start
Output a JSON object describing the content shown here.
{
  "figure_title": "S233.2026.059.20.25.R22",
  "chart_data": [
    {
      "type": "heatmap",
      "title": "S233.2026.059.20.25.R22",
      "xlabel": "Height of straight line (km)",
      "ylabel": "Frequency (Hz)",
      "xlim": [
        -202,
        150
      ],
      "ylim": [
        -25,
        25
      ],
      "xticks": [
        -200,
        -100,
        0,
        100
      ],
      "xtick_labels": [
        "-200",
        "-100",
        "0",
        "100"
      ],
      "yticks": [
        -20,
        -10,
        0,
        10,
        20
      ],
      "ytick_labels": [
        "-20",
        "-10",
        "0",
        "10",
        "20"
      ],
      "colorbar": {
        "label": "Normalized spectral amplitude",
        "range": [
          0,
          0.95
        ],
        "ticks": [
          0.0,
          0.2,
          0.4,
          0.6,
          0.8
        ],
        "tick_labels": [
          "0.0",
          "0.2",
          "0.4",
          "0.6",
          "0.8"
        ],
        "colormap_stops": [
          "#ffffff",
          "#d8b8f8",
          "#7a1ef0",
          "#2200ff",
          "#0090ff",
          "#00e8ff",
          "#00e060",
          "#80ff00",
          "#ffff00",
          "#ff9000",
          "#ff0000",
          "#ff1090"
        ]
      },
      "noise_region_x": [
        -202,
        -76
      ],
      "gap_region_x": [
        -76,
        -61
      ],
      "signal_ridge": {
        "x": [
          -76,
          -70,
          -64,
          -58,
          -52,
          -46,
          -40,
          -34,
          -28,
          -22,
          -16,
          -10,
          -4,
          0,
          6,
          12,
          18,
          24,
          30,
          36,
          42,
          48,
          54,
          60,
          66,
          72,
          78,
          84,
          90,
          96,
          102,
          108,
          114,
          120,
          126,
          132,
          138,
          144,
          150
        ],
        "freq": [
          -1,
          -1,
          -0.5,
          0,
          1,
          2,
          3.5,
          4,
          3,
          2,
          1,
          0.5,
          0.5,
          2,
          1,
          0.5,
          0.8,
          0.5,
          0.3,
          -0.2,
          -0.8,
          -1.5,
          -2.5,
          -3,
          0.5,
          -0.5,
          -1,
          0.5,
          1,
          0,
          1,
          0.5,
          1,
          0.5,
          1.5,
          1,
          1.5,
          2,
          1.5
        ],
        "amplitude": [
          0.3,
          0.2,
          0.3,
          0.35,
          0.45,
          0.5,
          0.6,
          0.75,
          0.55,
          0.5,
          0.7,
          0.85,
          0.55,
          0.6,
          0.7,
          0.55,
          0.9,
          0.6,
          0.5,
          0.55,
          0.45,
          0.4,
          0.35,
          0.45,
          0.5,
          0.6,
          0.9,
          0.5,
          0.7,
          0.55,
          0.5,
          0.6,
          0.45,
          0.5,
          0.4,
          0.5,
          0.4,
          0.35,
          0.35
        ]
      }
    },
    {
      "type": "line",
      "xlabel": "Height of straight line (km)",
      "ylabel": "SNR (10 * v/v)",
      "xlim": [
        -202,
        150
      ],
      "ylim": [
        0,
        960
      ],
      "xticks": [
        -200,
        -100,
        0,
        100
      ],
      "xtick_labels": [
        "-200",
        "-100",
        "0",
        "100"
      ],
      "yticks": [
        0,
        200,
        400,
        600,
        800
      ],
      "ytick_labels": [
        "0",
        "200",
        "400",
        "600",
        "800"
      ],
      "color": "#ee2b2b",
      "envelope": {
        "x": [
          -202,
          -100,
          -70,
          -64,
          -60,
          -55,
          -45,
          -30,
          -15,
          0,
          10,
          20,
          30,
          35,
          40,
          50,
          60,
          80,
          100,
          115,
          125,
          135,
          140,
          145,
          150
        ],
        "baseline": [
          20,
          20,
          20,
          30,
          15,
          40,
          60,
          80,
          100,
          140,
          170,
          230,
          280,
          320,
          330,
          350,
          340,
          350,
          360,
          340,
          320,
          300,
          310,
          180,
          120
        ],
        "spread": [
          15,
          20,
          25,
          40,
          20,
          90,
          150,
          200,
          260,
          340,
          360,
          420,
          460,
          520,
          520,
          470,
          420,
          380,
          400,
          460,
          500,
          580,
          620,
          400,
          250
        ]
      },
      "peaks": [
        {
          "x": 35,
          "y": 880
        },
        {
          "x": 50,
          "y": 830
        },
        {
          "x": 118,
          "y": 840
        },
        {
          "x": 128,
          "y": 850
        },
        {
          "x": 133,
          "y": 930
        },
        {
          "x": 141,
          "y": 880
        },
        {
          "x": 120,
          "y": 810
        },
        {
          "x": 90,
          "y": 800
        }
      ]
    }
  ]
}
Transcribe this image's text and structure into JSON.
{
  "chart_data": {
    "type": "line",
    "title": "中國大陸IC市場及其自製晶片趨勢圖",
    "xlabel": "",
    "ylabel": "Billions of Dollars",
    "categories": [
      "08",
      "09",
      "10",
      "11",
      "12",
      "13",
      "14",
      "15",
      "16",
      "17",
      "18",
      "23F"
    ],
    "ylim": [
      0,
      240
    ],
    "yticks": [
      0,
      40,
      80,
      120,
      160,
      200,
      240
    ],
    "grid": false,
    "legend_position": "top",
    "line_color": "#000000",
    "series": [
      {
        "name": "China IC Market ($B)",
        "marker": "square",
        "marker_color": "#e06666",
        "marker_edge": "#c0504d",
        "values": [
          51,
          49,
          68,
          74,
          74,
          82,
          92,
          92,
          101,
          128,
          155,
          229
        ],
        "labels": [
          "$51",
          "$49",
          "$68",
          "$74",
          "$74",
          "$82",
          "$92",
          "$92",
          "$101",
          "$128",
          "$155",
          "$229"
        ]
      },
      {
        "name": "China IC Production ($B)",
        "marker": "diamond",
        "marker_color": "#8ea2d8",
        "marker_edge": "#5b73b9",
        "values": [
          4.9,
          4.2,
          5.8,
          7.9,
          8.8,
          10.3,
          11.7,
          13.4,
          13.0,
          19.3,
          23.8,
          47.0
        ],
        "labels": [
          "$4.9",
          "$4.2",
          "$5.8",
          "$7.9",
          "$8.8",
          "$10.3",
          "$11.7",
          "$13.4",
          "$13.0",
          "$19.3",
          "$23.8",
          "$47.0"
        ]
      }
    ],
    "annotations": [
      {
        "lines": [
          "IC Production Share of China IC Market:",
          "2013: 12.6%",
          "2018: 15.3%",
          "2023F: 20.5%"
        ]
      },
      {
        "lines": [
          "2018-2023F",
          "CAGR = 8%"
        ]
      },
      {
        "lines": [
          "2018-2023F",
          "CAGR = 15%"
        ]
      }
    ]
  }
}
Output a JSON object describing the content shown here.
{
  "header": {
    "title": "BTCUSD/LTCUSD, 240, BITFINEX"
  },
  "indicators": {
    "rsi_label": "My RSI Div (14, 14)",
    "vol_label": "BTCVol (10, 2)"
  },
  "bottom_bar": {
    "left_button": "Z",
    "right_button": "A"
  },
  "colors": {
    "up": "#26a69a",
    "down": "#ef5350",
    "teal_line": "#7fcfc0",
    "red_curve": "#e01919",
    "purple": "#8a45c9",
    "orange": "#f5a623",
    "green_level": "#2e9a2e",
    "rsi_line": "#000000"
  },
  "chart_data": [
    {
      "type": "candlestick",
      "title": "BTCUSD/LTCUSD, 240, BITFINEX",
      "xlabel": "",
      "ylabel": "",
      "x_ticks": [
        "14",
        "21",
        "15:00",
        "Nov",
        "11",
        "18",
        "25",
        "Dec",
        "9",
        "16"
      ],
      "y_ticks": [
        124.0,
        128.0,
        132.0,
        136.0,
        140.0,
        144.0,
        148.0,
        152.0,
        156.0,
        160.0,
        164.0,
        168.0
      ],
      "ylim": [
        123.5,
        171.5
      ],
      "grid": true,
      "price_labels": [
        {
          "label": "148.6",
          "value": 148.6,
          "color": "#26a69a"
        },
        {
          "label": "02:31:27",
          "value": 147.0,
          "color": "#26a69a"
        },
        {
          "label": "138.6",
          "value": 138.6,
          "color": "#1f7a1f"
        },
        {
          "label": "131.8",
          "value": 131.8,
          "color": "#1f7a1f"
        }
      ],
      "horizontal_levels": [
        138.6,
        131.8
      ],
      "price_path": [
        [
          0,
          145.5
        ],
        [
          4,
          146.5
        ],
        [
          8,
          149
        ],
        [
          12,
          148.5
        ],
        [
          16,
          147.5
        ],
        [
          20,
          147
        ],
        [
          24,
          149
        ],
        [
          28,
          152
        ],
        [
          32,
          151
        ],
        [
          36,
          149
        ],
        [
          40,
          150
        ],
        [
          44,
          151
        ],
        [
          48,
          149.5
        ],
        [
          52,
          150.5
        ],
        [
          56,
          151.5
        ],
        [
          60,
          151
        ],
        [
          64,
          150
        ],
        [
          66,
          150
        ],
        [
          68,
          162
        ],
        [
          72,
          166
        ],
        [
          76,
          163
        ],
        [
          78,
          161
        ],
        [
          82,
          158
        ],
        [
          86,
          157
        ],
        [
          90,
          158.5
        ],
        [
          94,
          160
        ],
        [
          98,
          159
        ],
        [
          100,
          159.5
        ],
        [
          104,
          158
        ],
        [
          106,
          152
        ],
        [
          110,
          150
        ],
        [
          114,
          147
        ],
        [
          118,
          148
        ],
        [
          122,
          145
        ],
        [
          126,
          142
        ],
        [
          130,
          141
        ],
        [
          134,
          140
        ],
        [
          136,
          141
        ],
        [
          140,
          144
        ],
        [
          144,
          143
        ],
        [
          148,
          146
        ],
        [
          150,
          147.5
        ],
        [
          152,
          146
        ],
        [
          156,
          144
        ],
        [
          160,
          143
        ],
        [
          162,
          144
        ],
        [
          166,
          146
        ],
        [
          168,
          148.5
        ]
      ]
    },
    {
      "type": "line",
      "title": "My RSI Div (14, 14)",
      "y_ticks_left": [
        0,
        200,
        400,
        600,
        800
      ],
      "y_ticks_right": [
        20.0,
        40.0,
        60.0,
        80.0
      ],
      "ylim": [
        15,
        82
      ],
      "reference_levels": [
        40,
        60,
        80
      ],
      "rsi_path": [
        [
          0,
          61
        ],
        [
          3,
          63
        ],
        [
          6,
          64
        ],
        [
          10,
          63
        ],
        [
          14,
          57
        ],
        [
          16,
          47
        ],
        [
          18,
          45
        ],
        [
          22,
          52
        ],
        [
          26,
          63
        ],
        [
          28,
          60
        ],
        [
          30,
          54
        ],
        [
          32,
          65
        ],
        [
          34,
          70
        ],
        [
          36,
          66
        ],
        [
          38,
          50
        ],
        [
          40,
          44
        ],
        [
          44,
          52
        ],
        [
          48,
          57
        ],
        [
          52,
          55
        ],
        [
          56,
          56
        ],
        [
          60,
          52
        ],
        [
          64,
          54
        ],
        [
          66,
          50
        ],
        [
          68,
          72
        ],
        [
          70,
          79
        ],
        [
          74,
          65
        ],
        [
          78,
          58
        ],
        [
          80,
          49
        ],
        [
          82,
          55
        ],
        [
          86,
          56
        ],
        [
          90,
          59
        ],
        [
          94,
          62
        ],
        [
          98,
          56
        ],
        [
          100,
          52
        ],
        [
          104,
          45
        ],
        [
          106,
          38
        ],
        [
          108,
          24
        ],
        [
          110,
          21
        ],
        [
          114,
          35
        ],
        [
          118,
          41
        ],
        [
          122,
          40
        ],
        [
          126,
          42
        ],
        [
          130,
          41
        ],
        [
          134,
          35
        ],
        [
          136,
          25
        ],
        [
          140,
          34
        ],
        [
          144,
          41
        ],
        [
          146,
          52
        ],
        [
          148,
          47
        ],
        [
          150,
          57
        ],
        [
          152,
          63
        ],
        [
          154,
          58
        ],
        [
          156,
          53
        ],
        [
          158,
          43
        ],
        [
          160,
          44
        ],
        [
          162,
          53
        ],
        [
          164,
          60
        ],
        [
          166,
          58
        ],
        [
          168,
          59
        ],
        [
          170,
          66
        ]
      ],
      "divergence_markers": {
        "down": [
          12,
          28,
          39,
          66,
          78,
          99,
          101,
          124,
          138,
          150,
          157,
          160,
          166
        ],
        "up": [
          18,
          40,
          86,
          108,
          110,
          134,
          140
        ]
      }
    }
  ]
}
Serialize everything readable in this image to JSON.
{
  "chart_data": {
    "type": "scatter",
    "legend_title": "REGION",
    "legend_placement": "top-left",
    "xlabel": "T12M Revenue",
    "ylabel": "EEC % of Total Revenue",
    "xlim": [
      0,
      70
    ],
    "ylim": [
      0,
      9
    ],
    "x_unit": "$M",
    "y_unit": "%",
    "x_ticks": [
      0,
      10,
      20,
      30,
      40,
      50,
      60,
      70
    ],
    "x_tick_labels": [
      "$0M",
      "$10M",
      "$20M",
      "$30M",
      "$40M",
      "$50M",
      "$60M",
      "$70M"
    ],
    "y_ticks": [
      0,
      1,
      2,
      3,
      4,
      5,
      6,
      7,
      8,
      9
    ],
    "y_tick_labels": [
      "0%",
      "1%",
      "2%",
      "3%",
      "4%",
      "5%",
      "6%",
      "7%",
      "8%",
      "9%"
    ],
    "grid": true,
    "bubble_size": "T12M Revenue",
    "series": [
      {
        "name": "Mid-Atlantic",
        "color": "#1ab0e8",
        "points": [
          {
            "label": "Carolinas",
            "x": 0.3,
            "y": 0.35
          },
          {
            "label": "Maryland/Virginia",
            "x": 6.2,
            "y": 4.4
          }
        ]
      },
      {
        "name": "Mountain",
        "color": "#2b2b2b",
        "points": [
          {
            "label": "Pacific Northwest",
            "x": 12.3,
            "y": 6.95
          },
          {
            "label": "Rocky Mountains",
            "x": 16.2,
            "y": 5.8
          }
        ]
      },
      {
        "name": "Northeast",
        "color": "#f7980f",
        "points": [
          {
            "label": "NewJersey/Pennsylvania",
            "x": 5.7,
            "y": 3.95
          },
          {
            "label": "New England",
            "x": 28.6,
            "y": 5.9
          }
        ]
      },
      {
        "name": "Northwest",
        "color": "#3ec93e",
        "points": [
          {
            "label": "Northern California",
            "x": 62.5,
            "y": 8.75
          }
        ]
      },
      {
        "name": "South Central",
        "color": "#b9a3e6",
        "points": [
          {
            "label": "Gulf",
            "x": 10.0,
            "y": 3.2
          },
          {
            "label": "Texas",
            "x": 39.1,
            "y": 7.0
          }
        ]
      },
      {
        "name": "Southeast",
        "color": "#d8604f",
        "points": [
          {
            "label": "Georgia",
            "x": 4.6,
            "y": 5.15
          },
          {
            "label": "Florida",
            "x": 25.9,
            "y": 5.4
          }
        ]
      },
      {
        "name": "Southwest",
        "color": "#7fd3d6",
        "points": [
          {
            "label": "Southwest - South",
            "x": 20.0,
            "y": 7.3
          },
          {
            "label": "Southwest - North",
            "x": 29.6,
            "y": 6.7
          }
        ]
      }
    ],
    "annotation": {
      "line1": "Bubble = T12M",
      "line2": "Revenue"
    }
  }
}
end
On how many lines does the word "xlabel" appear? Answer with only the number.

Answer to the task:
5